• [Written instruction]
Reproduce the listing exactly and skip over any pictures.

• [Extracted information]

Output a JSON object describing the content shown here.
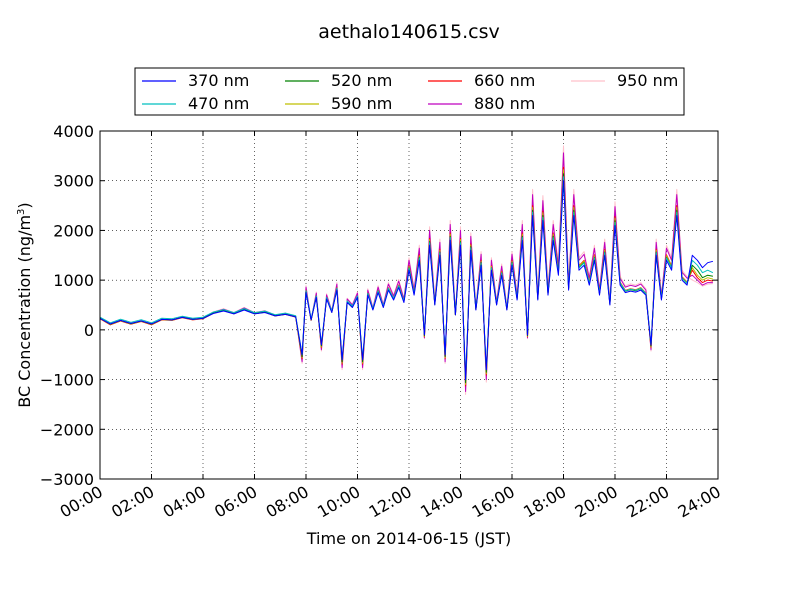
{
  "chart_data": {
    "type": "line",
    "title": "aethalo140615.csv",
    "xlabel": "Time on 2014-06-15 (JST)",
    "ylabel": "BC Concentration (ng/m",
    "ylabel_sup": "3",
    "ylabel_close": ")",
    "xlim": [
      0,
      24
    ],
    "ylim": [
      -3000,
      4000
    ],
    "xticks": [
      0,
      2,
      4,
      6,
      8,
      10,
      12,
      14,
      16,
      18,
      20,
      22,
      24
    ],
    "xtick_labels": [
      "00:00",
      "02:00",
      "04:00",
      "06:00",
      "08:00",
      "10:00",
      "12:00",
      "14:00",
      "16:00",
      "18:00",
      "20:00",
      "22:00",
      "24:00"
    ],
    "yticks": [
      -3000,
      -2000,
      -1000,
      0,
      1000,
      2000,
      3000,
      4000
    ],
    "ytick_labels": [
      "−3000",
      "−2000",
      "−1000",
      "0",
      "1000",
      "2000",
      "3000",
      "4000"
    ],
    "grid": true,
    "legend_position": "top-center",
    "base_x": [
      0,
      0.4,
      0.8,
      1.2,
      1.6,
      2.0,
      2.4,
      2.8,
      3.2,
      3.6,
      4.0,
      4.4,
      4.8,
      5.2,
      5.6,
      6.0,
      6.4,
      6.8,
      7.2,
      7.6,
      7.85,
      8.0,
      8.2,
      8.4,
      8.6,
      8.8,
      9.0,
      9.2,
      9.4,
      9.6,
      9.8,
      10.0,
      10.2,
      10.4,
      10.6,
      10.8,
      11.0,
      11.2,
      11.4,
      11.6,
      11.8,
      12.0,
      12.2,
      12.4,
      12.6,
      12.8,
      13.0,
      13.2,
      13.4,
      13.6,
      13.8,
      14.0,
      14.2,
      14.4,
      14.6,
      14.8,
      15.0,
      15.2,
      15.4,
      15.6,
      15.8,
      16.0,
      16.2,
      16.4,
      16.6,
      16.8,
      17.0,
      17.2,
      17.4,
      17.6,
      17.8,
      18.0,
      18.2,
      18.4,
      18.6,
      18.8,
      19.0,
      19.2,
      19.4,
      19.6,
      19.8,
      20.0,
      20.2,
      20.4,
      20.6,
      20.8,
      21.0,
      21.2,
      21.4,
      21.6,
      21.8,
      22.0,
      22.2,
      22.4,
      22.6,
      22.8,
      23.0,
      23.2,
      23.4,
      23.6,
      23.8
    ],
    "base_y": [
      230,
      120,
      190,
      130,
      180,
      120,
      210,
      200,
      250,
      210,
      230,
      330,
      380,
      320,
      400,
      320,
      350,
      280,
      310,
      260,
      -500,
      750,
      200,
      650,
      -300,
      620,
      350,
      800,
      -600,
      550,
      450,
      650,
      -600,
      700,
      400,
      750,
      450,
      800,
      600,
      850,
      550,
      1200,
      700,
      1400,
      -100,
      1700,
      500,
      1500,
      -500,
      1800,
      300,
      1700,
      -1000,
      1600,
      400,
      1300,
      -800,
      1200,
      500,
      1100,
      400,
      1300,
      600,
      1800,
      -100,
      2300,
      600,
      2200,
      700,
      1800,
      1100,
      3000,
      800,
      2300,
      1200,
      1300,
      900,
      1400,
      700,
      1500,
      500,
      2100,
      900,
      750,
      780,
      760,
      800,
      700,
      -300,
      1500,
      600,
      1400,
      1200,
      2300,
      1000,
      900,
      1100,
      1200,
      1000
    ],
    "series": [
      {
        "name": "370 nm",
        "color": "#0000ff",
        "scale": 1.0,
        "offset": 0,
        "tail": [
          1500,
          1400,
          1250,
          1350,
          1380
        ]
      },
      {
        "name": "470 nm",
        "color": "#00bfbf",
        "scale": 1.02,
        "offset": 20,
        "tail": [
          1400,
          1300,
          1150,
          1200,
          1150
        ]
      },
      {
        "name": "520 nm",
        "color": "#008000",
        "scale": 1.05,
        "offset": -10,
        "tail": [
          1300,
          1200,
          1050,
          1100,
          1080
        ]
      },
      {
        "name": "590 nm",
        "color": "#bfbf00",
        "scale": 1.08,
        "offset": -20,
        "tail": [
          1250,
          1100,
          1000,
          1050,
          1020
        ]
      },
      {
        "name": "660 nm",
        "color": "#ff0000",
        "scale": 1.1,
        "offset": -30,
        "tail": [
          1200,
          1050,
          950,
          1000,
          980
        ]
      },
      {
        "name": "880 nm",
        "color": "#bf00bf",
        "scale": 1.2,
        "offset": -40,
        "tail": [
          1100,
          1000,
          900,
          950,
          950
        ]
      },
      {
        "name": "950 nm",
        "color": "#ffc0cb",
        "scale": 1.25,
        "offset": -50,
        "tail": [
          1000,
          950,
          880,
          920,
          930
        ]
      }
    ]
  }
}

• [Answer]
Output a JSON object describing the content shown here.
{
  "chart_data": {
    "type": "line",
    "title": "aethalo140615.csv",
    "xlabel": "Time on 2014-06-15 (JST)",
    "ylabel": "BC Concentration (ng/m",
    "ylabel_sup": "3",
    "ylabel_close": ")",
    "xlim": [
      0,
      24
    ],
    "ylim": [
      -3000,
      4000
    ],
    "xticks": [
      0,
      2,
      4,
      6,
      8,
      10,
      12,
      14,
      16,
      18,
      20,
      22,
      24
    ],
    "xtick_labels": [
      "00:00",
      "02:00",
      "04:00",
      "06:00",
      "08:00",
      "10:00",
      "12:00",
      "14:00",
      "16:00",
      "18:00",
      "20:00",
      "22:00",
      "24:00"
    ],
    "yticks": [
      -3000,
      -2000,
      -1000,
      0,
      1000,
      2000,
      3000,
      4000
    ],
    "ytick_labels": [
      "−3000",
      "−2000",
      "−1000",
      "0",
      "1000",
      "2000",
      "3000",
      "4000"
    ],
    "grid": true,
    "legend_position": "top-center",
    "base_x": [
      0,
      0.4,
      0.8,
      1.2,
      1.6,
      2.0,
      2.4,
      2.8,
      3.2,
      3.6,
      4.0,
      4.4,
      4.8,
      5.2,
      5.6,
      6.0,
      6.4,
      6.8,
      7.2,
      7.6,
      7.85,
      8.0,
      8.2,
      8.4,
      8.6,
      8.8,
      9.0,
      9.2,
      9.4,
      9.6,
      9.8,
      10.0,
      10.2,
      10.4,
      10.6,
      10.8,
      11.0,
      11.2,
      11.4,
      11.6,
      11.8,
      12.0,
      12.2,
      12.4,
      12.6,
      12.8,
      13.0,
      13.2,
      13.4,
      13.6,
      13.8,
      14.0,
      14.2,
      14.4,
      14.6,
      14.8,
      15.0,
      15.2,
      15.4,
      15.6,
      15.8,
      16.0,
      16.2,
      16.4,
      16.6,
      16.8,
      17.0,
      17.2,
      17.4,
      17.6,
      17.8,
      18.0,
      18.2,
      18.4,
      18.6,
      18.8,
      19.0,
      19.2,
      19.4,
      19.6,
      19.8,
      20.0,
      20.2,
      20.4,
      20.6,
      20.8,
      21.0,
      21.2,
      21.4,
      21.6,
      21.8,
      22.0,
      22.2,
      22.4,
      22.6,
      22.8,
      23.0,
      23.2,
      23.4,
      23.6,
      23.8
    ],
    "base_y": [
      230,
      120,
      190,
      130,
      180,
      120,
      210,
      200,
      250,
      210,
      230,
      330,
      380,
      320,
      400,
      320,
      350,
      280,
      310,
      260,
      -500,
      750,
      200,
      650,
      -300,
      620,
      350,
      800,
      -600,
      550,
      450,
      650,
      -600,
      700,
      400,
      750,
      450,
      800,
      600,
      850,
      550,
      1200,
      700,
      1400,
      -100,
      1700,
      500,
      1500,
      -500,
      1800,
      300,
      1700,
      -1000,
      1600,
      400,
      1300,
      -800,
      1200,
      500,
      1100,
      400,
      1300,
      600,
      1800,
      -100,
      2300,
      600,
      2200,
      700,
      1800,
      1100,
      3000,
      800,
      2300,
      1200,
      1300,
      900,
      1400,
      700,
      1500,
      500,
      2100,
      900,
      750,
      780,
      760,
      800,
      700,
      -300,
      1500,
      600,
      1400,
      1200,
      2300,
      1000,
      900,
      1100,
      1200,
      1000
    ],
    "series": [
      {
        "name": "370 nm",
        "color": "#0000ff",
        "scale": 1.0,
        "offset": 0,
        "tail": [
          1500,
          1400,
          1250,
          1350,
          1380
        ]
      },
      {
        "name": "470 nm",
        "color": "#00bfbf",
        "scale": 1.02,
        "offset": 20,
        "tail": [
          1400,
          1300,
          1150,
          1200,
          1150
        ]
      },
      {
        "name": "520 nm",
        "color": "#008000",
        "scale": 1.05,
        "offset": -10,
        "tail": [
          1300,
          1200,
          1050,
          1100,
          1080
        ]
      },
      {
        "name": "590 nm",
        "color": "#bfbf00",
        "scale": 1.08,
        "offset": -20,
        "tail": [
          1250,
          1100,
          1000,
          1050,
          1020
        ]
      },
      {
        "name": "660 nm",
        "color": "#ff0000",
        "scale": 1.1,
        "offset": -30,
        "tail": [
          1200,
          1050,
          950,
          1000,
          980
        ]
      },
      {
        "name": "880 nm",
        "color": "#bf00bf",
        "scale": 1.2,
        "offset": -40,
        "tail": [
          1100,
          1000,
          900,
          950,
          950
        ]
      },
      {
        "name": "950 nm",
        "color": "#ffc0cb",
        "scale": 1.25,
        "offset": -50,
        "tail": [
          1000,
          950,
          880,
          920,
          930
        ]
      }
    ]
  }
}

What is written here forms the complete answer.